[Data records]
= = = = =

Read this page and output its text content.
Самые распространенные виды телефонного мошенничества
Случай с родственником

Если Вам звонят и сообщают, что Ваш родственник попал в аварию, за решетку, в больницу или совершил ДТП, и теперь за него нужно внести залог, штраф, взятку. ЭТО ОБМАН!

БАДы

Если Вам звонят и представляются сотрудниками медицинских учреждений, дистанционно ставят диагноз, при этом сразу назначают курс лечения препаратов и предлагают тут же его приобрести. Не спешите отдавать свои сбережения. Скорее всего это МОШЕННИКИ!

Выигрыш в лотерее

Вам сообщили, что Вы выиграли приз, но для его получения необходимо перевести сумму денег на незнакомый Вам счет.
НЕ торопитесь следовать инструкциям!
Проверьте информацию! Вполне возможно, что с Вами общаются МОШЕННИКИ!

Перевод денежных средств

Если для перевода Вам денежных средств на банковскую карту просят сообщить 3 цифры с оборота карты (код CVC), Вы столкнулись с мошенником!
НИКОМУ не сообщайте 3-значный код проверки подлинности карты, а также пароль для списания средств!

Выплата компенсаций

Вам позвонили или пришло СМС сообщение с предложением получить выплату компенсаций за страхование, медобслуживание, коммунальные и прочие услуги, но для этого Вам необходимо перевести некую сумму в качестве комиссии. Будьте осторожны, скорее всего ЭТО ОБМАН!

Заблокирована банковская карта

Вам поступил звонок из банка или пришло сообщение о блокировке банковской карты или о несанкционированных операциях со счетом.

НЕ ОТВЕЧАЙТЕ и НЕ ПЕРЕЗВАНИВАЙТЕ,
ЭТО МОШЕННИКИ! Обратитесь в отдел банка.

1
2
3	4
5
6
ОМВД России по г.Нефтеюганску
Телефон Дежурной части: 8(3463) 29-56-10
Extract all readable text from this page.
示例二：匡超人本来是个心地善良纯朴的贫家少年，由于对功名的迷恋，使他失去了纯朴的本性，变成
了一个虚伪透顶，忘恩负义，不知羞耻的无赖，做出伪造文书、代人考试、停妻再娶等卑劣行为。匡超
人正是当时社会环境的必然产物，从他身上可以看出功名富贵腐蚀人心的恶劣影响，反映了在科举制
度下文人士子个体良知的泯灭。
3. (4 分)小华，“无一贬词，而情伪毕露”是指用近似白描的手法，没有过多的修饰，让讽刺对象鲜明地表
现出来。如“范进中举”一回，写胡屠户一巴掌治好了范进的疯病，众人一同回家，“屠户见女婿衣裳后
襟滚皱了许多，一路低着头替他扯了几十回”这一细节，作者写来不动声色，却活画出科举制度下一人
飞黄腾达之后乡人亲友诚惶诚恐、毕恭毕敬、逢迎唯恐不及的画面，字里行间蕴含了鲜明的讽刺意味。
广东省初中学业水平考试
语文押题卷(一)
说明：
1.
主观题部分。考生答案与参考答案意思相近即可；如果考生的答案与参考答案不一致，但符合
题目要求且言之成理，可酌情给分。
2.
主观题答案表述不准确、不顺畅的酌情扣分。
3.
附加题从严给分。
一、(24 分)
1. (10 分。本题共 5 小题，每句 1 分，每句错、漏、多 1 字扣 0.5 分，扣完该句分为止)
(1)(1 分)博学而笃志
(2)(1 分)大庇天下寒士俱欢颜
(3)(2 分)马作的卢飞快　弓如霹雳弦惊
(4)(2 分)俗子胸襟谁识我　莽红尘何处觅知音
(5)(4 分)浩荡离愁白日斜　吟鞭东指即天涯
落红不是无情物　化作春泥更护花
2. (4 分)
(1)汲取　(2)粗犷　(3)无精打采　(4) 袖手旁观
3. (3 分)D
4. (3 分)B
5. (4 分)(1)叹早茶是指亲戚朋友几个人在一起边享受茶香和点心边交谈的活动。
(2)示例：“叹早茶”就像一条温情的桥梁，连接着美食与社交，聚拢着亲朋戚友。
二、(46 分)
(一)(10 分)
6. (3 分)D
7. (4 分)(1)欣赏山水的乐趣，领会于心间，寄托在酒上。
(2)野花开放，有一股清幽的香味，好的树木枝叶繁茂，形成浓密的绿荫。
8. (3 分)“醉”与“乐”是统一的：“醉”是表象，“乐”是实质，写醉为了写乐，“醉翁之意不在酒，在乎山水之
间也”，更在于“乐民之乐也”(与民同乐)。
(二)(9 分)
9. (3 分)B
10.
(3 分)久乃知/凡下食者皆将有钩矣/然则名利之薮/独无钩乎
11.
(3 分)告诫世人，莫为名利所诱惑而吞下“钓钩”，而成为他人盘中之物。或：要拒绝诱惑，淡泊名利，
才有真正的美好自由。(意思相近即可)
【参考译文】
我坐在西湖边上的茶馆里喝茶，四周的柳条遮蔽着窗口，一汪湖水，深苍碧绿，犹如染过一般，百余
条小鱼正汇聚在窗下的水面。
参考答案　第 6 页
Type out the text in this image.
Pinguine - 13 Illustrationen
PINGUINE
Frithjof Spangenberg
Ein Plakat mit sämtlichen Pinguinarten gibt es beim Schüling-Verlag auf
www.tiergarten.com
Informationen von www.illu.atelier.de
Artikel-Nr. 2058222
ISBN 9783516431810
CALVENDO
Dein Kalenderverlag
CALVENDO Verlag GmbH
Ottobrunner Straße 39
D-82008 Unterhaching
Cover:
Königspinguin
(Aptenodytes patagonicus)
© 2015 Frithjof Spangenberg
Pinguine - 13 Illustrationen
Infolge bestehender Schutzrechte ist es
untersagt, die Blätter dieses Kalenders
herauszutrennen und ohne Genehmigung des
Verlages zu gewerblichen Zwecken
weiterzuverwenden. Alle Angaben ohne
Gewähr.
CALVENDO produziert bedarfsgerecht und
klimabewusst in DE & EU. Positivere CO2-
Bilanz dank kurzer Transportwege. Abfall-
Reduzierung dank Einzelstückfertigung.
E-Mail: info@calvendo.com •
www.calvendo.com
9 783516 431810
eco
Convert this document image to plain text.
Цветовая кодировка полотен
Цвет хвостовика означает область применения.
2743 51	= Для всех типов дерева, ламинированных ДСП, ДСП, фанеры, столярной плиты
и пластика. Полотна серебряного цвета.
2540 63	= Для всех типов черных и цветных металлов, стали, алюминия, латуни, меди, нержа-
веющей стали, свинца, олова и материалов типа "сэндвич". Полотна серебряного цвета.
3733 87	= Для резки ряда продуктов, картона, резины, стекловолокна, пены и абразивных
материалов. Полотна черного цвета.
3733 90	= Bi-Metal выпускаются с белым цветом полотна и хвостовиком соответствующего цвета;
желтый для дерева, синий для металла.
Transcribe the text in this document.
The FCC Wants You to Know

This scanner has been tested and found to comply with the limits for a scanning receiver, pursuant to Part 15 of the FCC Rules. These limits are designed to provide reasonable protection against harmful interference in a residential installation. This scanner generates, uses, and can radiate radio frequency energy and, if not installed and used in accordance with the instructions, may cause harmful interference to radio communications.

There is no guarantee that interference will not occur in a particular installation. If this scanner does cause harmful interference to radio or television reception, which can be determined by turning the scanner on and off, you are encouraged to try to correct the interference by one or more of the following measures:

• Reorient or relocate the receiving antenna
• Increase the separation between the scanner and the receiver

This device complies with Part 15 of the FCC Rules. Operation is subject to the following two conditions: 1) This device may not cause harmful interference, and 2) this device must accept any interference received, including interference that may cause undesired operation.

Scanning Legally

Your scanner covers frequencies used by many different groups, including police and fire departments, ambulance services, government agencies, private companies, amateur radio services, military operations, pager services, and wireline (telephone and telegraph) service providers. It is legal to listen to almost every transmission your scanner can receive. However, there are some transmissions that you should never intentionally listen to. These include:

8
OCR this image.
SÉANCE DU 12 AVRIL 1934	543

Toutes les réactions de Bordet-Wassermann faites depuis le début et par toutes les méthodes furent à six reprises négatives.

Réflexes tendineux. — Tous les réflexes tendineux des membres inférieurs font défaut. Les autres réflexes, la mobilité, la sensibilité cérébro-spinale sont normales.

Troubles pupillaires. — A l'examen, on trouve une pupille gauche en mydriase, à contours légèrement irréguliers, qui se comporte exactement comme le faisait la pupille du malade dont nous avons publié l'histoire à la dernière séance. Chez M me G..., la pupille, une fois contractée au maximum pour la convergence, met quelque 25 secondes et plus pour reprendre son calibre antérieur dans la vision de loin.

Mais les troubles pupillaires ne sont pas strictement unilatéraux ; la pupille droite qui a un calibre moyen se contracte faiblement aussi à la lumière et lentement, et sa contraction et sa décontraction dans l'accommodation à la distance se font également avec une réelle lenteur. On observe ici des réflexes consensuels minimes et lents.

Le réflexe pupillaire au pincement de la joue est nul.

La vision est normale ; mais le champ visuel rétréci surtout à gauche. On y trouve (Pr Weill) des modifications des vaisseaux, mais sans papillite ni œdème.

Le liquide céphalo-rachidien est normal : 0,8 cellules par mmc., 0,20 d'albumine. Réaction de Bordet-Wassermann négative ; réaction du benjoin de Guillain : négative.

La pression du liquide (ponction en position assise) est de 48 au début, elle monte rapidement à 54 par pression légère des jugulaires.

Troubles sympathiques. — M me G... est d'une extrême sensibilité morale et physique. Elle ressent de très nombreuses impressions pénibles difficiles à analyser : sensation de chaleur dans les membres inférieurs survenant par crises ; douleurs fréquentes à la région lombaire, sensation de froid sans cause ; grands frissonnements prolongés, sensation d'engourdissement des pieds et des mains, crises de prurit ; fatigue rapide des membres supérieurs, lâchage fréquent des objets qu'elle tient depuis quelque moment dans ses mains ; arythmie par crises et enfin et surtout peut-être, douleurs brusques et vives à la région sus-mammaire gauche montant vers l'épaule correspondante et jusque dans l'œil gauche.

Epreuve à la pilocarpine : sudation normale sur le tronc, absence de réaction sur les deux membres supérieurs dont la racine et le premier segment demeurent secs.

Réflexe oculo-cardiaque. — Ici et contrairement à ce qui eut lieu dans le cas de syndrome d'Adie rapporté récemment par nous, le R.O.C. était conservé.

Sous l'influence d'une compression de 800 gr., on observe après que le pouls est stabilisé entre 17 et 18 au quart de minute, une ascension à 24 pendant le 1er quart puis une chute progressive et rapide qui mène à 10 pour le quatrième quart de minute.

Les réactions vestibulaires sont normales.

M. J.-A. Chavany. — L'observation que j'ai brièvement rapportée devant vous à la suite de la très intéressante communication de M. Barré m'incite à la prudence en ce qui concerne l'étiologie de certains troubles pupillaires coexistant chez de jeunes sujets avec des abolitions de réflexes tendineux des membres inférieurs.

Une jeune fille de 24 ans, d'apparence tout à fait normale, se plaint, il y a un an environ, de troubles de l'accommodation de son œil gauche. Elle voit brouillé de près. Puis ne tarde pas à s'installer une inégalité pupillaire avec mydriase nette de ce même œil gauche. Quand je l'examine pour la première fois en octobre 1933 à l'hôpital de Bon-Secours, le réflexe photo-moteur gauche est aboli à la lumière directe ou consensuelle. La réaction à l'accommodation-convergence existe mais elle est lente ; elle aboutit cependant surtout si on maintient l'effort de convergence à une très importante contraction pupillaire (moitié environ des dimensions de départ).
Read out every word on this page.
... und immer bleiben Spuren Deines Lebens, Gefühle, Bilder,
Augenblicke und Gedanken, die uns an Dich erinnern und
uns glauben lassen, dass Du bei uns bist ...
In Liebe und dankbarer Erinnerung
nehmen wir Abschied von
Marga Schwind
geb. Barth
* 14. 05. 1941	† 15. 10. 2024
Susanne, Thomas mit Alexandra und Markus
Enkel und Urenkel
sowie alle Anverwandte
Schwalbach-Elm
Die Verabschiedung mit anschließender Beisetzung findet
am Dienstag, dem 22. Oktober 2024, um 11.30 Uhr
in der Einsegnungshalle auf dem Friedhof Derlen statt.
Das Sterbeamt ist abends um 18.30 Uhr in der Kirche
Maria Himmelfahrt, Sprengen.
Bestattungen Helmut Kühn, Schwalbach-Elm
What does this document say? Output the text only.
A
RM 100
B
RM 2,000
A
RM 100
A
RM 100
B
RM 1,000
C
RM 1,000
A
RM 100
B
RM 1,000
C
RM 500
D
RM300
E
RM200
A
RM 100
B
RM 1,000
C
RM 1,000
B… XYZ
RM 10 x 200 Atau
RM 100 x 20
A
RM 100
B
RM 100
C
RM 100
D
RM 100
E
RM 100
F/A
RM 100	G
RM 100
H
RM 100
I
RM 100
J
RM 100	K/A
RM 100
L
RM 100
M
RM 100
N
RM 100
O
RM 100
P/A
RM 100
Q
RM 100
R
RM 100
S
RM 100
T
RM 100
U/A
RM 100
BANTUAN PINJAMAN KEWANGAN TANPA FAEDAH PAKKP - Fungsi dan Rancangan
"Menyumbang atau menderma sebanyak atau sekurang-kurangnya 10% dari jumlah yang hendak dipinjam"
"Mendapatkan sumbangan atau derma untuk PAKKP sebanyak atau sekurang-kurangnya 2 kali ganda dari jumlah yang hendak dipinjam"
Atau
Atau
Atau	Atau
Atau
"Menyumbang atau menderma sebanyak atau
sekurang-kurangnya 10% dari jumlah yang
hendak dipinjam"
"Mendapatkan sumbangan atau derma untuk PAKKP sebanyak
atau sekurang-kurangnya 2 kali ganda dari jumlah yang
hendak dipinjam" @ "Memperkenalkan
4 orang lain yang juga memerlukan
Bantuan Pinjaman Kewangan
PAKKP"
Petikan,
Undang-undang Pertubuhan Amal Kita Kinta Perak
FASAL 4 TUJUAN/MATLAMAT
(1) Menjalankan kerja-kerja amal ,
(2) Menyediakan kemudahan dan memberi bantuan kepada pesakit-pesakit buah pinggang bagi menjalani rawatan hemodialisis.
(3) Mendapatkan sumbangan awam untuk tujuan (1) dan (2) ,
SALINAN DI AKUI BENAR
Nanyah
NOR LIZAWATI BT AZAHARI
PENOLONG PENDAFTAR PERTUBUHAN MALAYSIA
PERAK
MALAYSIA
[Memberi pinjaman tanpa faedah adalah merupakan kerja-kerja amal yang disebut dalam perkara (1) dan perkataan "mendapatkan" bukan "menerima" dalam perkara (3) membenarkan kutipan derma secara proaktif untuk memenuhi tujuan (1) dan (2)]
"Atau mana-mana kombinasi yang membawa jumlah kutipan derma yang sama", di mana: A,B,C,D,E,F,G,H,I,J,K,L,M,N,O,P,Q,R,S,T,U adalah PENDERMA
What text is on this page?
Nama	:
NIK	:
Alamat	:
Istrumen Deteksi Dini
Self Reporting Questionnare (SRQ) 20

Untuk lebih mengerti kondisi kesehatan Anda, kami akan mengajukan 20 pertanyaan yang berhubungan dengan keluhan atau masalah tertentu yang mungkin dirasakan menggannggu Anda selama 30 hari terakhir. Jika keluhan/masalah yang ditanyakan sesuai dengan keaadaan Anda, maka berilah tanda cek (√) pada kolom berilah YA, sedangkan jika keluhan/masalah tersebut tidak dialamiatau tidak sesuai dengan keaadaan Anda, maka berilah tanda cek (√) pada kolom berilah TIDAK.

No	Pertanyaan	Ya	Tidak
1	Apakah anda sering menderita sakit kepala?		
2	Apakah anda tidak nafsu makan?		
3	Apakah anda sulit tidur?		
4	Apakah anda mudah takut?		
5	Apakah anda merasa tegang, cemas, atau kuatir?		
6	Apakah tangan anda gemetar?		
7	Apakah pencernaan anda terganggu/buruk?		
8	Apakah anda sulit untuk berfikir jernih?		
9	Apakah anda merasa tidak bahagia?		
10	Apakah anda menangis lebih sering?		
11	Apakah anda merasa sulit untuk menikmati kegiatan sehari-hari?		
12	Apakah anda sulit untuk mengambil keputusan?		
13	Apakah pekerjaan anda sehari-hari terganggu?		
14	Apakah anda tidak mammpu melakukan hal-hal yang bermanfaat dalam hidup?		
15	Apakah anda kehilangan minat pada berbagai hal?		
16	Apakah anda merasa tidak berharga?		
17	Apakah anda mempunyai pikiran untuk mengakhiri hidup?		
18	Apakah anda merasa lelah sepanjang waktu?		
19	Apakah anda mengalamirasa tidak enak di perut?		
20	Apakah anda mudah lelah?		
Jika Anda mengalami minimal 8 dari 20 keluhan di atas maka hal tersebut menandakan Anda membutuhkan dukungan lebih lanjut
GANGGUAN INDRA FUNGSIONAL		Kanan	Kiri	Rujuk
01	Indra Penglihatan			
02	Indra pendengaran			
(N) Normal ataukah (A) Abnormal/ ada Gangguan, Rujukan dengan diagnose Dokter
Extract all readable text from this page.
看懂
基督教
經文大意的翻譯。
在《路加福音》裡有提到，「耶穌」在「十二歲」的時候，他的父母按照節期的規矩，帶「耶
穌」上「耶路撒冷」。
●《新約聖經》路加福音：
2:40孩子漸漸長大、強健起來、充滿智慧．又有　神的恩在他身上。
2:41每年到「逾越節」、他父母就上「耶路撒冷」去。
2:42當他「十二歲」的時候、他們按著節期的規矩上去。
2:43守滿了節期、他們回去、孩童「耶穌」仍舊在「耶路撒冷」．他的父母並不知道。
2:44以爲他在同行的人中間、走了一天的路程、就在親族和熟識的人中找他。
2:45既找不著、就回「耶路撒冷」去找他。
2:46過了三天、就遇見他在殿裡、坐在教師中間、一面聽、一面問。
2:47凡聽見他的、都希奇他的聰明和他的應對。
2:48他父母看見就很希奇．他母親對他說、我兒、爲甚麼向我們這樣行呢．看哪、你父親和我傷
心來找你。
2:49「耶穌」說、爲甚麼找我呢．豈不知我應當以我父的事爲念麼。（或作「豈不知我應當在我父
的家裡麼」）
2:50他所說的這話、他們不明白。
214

= = = = =

OBJECTIVE:
Return every line of the preceding records in which the word "типов" appears.

FINAL ANSWER:
2743 51	= Для всех типов дерева, ламинированных ДСП, ДСП, фанеры, столярной плиты
2540 63	= Для всех типов черных и цветных металлов, стали, алюминия, латуни, меди, нержа-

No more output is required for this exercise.